> OBJECTIVE:
Identify each line below that contains the word "text", and copy it out.
** start DATASET ROWS **
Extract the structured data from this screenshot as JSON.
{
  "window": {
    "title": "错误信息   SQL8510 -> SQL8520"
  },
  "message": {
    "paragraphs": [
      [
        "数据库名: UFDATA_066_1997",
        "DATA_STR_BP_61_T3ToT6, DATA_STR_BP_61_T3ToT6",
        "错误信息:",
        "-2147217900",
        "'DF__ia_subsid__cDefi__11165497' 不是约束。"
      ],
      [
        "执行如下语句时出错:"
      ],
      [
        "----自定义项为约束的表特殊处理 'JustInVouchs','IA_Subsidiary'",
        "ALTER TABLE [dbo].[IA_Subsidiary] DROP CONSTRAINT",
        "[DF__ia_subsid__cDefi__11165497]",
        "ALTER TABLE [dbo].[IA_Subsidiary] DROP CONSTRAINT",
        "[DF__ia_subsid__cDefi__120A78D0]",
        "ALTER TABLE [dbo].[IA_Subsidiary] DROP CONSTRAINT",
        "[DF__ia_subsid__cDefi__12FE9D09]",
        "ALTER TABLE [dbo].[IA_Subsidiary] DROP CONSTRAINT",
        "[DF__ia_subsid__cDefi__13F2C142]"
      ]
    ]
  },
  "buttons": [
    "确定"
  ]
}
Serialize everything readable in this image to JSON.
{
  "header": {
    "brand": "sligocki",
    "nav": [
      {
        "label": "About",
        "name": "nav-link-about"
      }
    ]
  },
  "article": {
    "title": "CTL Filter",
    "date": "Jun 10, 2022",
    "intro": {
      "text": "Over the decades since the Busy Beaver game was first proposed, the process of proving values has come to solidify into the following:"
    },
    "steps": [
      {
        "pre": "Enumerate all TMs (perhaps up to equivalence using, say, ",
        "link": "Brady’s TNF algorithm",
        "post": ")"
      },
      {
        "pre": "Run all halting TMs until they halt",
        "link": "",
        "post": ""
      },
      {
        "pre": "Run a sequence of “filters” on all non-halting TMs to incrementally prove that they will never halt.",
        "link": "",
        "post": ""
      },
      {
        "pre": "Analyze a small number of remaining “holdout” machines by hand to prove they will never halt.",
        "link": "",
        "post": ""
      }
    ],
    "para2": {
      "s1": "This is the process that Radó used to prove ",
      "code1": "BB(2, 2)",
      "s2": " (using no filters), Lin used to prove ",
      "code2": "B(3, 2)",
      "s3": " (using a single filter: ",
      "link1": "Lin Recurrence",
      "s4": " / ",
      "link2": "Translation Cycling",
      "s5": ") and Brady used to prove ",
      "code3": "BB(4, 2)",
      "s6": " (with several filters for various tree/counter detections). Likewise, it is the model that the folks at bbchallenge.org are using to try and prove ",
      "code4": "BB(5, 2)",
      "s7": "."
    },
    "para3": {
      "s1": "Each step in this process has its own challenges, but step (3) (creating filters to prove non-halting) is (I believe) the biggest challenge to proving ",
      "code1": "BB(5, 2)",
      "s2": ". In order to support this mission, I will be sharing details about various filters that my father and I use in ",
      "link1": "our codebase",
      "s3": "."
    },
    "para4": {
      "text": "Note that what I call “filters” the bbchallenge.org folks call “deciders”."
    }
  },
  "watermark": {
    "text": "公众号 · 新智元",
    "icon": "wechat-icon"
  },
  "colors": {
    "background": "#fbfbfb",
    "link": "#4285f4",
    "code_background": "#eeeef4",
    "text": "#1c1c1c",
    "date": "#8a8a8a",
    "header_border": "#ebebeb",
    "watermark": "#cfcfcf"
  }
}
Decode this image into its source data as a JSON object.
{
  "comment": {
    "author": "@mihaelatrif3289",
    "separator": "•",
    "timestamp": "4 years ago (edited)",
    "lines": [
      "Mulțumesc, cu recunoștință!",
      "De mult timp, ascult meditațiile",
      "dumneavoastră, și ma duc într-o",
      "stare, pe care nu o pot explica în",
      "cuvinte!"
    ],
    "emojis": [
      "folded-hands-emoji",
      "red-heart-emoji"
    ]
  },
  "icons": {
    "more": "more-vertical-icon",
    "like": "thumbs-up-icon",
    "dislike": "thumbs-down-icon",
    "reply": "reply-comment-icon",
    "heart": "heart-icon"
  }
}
** end DATASET ROWS **
> SOLUTION:
      "text": "Over the decades since the Busy Beaver game was first proposed, the process of proving values has come to solidify into the following:"
      "text": "Note that what I call “filters” the bbchallenge.org folks call “deciders”."
    "text": "公众号 · 新智元",
    "text": "#1c1c1c",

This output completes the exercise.